TO BE DONE: Check every line of the data below for the string "this", and copy the ones that hold it.
━━━ ENTRIES SHOWN ━━━
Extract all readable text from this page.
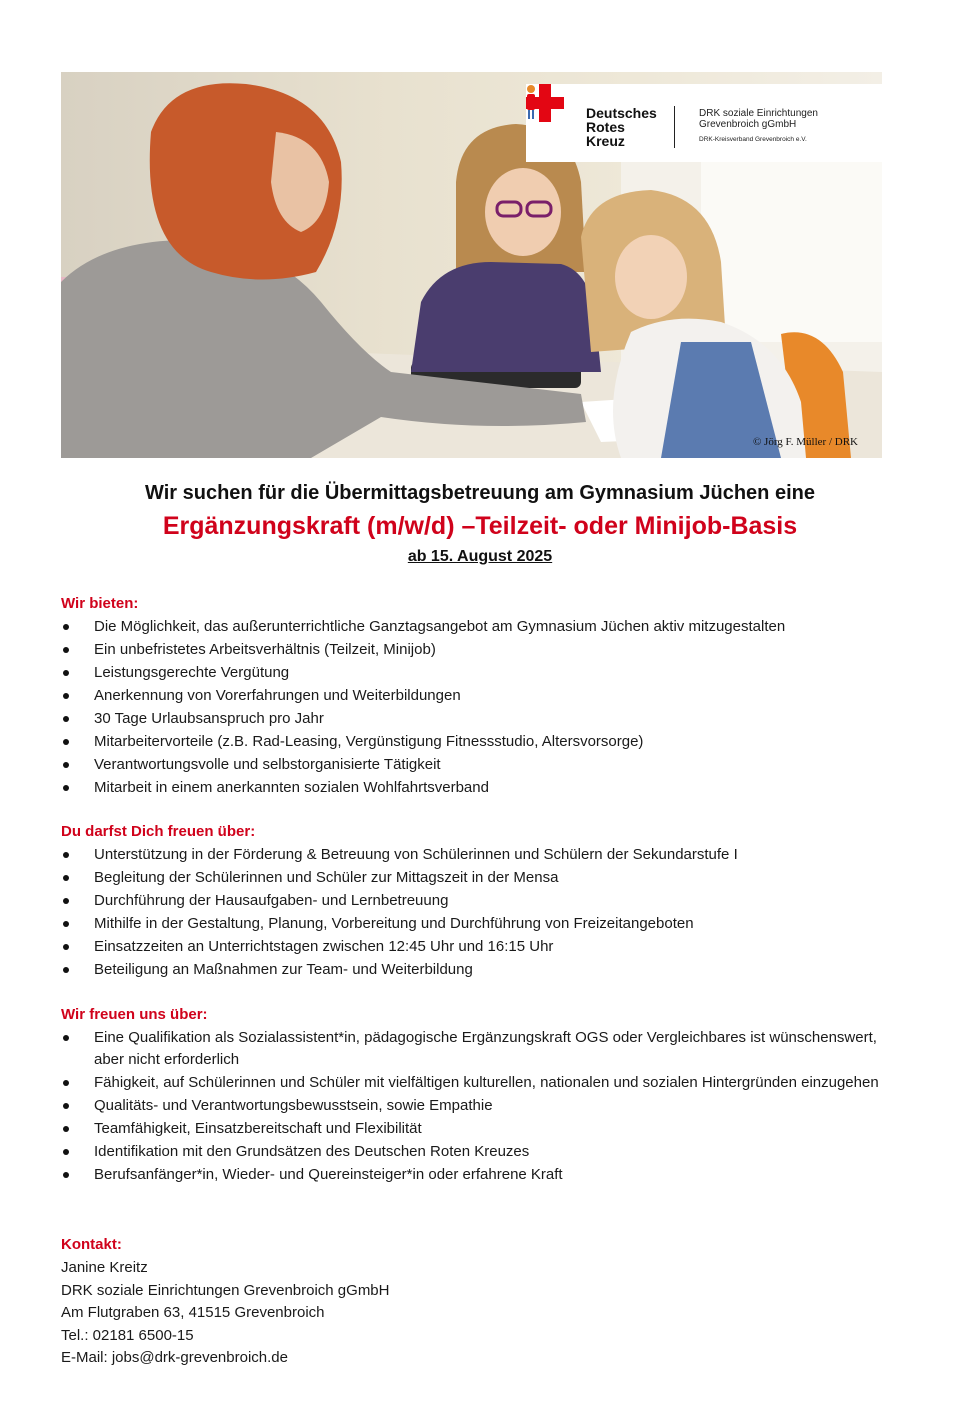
Deutsches
Rotes
Kreuz
DRK soziale Einrichtungen
Grevenbroich gGmbH
DRK-Kreisverband Grevenbroich e.V.
© Jörg F. Müller / DRK
Wir suchen für die Übermittagsbetreuung am Gymnasium Jüchen eine
Ergänzungskraft (m/w/d) –Teilzeit- oder Minijob-Basis
ab 15. August 2025
Wir bieten:
Die Möglichkeit, das außerunterrichtliche Ganztagsangebot am Gymnasium Jüchen aktiv mitzugestalten
Ein unbefristetes Arbeitsverhältnis (Teilzeit, Minijob)
Leistungsgerechte Vergütung
Anerkennung von Vorerfahrungen und Weiterbildungen
30 Tage Urlaubsanspruch pro Jahr
Mitarbeitervorteile (z.B. Rad-Leasing, Vergünstigung Fitnessstudio, Altersvorsorge)
Verantwortungsvolle und selbstorganisierte Tätigkeit
Mitarbeit in einem anerkannten sozialen Wohlfahrtsverband
Du darfst Dich freuen über:
Unterstützung in der Förderung & Betreuung von Schülerinnen und Schülern der Sekundarstufe I
Begleitung der Schülerinnen und Schüler zur Mittagszeit in der Mensa
Durchführung der Hausaufgaben- und Lernbetreuung
Mithilfe in der Gestaltung, Planung, Vorbereitung und Durchführung von Freizeitangeboten
Einsatzzeiten an Unterrichtstagen zwischen 12:45 Uhr und 16:15 Uhr
Beteiligung an Maßnahmen zur Team- und Weiterbildung
Wir freuen uns über:
Eine Qualifikation als Sozialassistent*in, pädagogische Ergänzungskraft OGS oder Vergleichbares ist wünschenswert, aber nicht erforderlich
Fähigkeit, auf Schülerinnen und Schüler mit vielfältigen kulturellen, nationalen und sozialen Hintergründen einzugehen
Qualitäts- und Verantwortungsbewusstsein, sowie Empathie
Teamfähigkeit, Einsatzbereitschaft und Flexibilität
Identifikation mit den Grundsätzen des Deutschen Roten Kreuzes
Berufsanfänger*in, Wieder- und Quereinsteiger*in oder erfahrene Kraft
Kontakt:
Janine Kreitz
DRK soziale Einrichtungen Grevenbroich gGmbH
Am Flutgraben 63, 41515 Grevenbroich
Tel.: 02181 6500-15
E-Mail: jobs@drk-grevenbroich.de
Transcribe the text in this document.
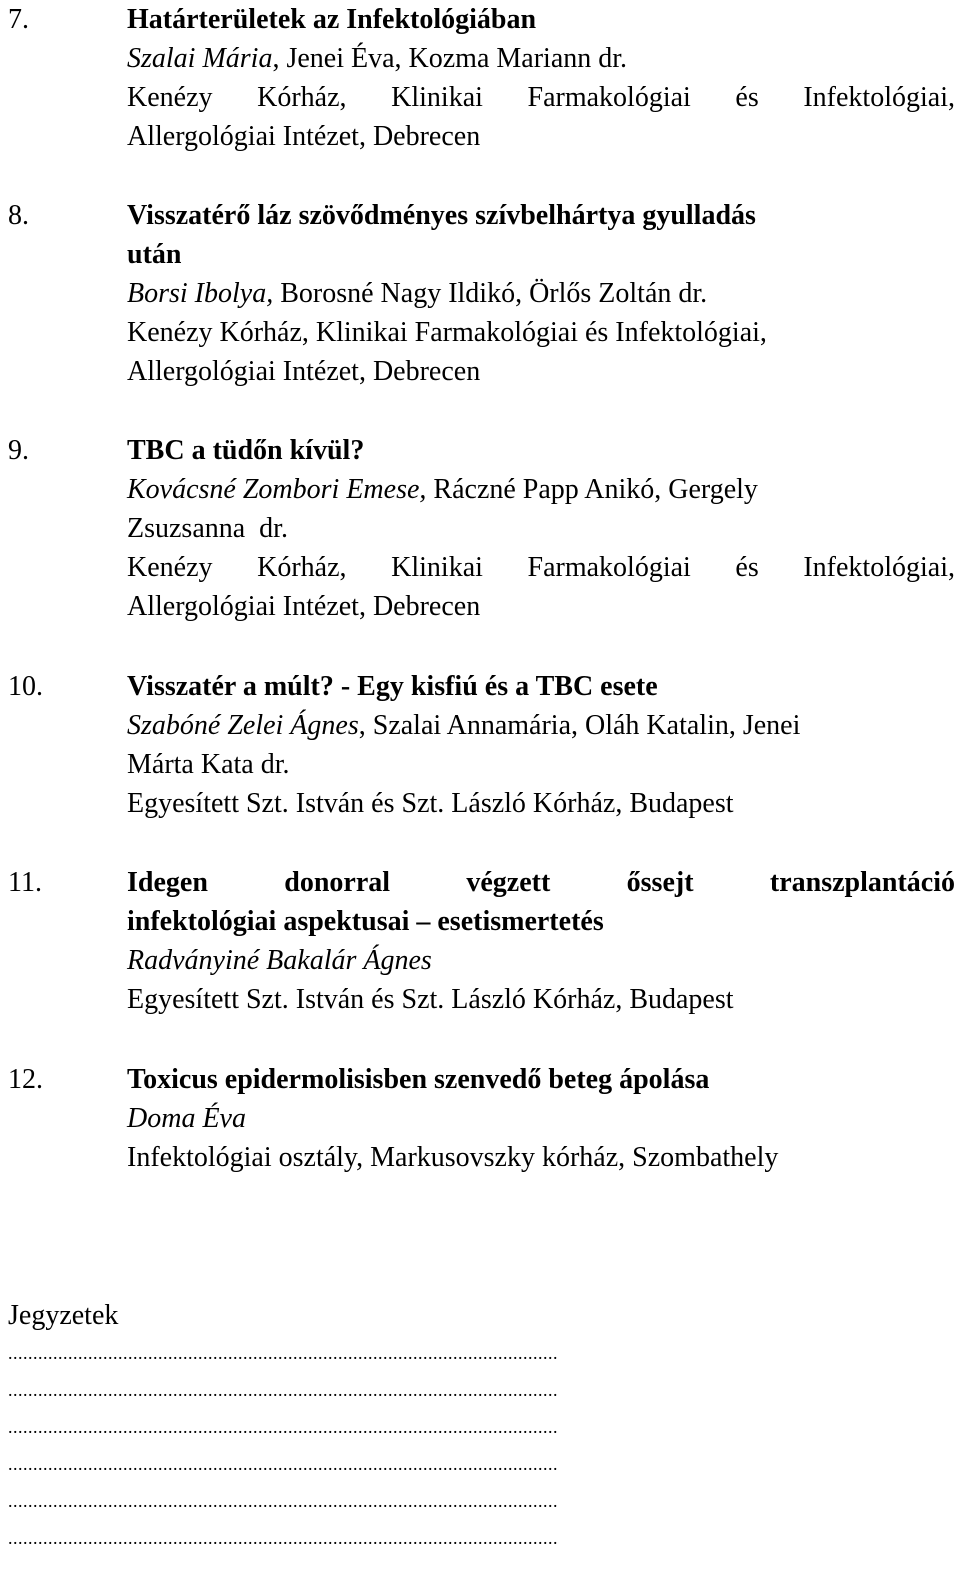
7.	Határterületek az Infektológiában
Szalai Mária, Jenei Éva, Kozma Mariann dr.
Kenézy Kórház, Klinikai Farmakológiai és Infektológiai,
Allergológiai Intézet, Debrecen
8.	Visszatérő láz szövődményes szívbelhártya gyulladás
után
Borsi Ibolya, Borosné Nagy Ildikó, Örlős Zoltán dr.
Kenézy Kórház, Klinikai Farmakológiai és Infektológiai,
Allergológiai Intézet, Debrecen
9.	TBC a tüdőn kívül?
Kovácsné Zombori Emese, Ráczné Papp Anikó, Gergely
Zsuzsanna  dr.
Kenézy Kórház, Klinikai Farmakológiai és Infektológiai,
Allergológiai Intézet, Debrecen
10.	Visszatér a múlt? - Egy kisfiú és a TBC esete
Szabóné Zelei Ágnes, Szalai Annamária, Oláh Katalin, Jenei
Márta Kata dr.
Egyesített Szt. István és Szt. László Kórház, Budapest
11.	Idegen	donorral	végzett	őssejt	transzplantáció
infektológiai aspektusai – esetismertetés
Radványiné Bakalár Ágnes
Egyesített Szt. István és Szt. László Kórház, Budapest
12.	Toxicus epidermolisisben szenvedő beteg ápolása
Doma Éva
Infektológiai osztály, Markusovszky kórház, Szombathely
Jegyzetek
..............................................................................................................
..............................................................................................................
..............................................................................................................
..............................................................................................................
..............................................................................................................
..............................................................................................................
━━━
THE ANSWER:
Extract all readable text from this page.
Transcribe the text in this document.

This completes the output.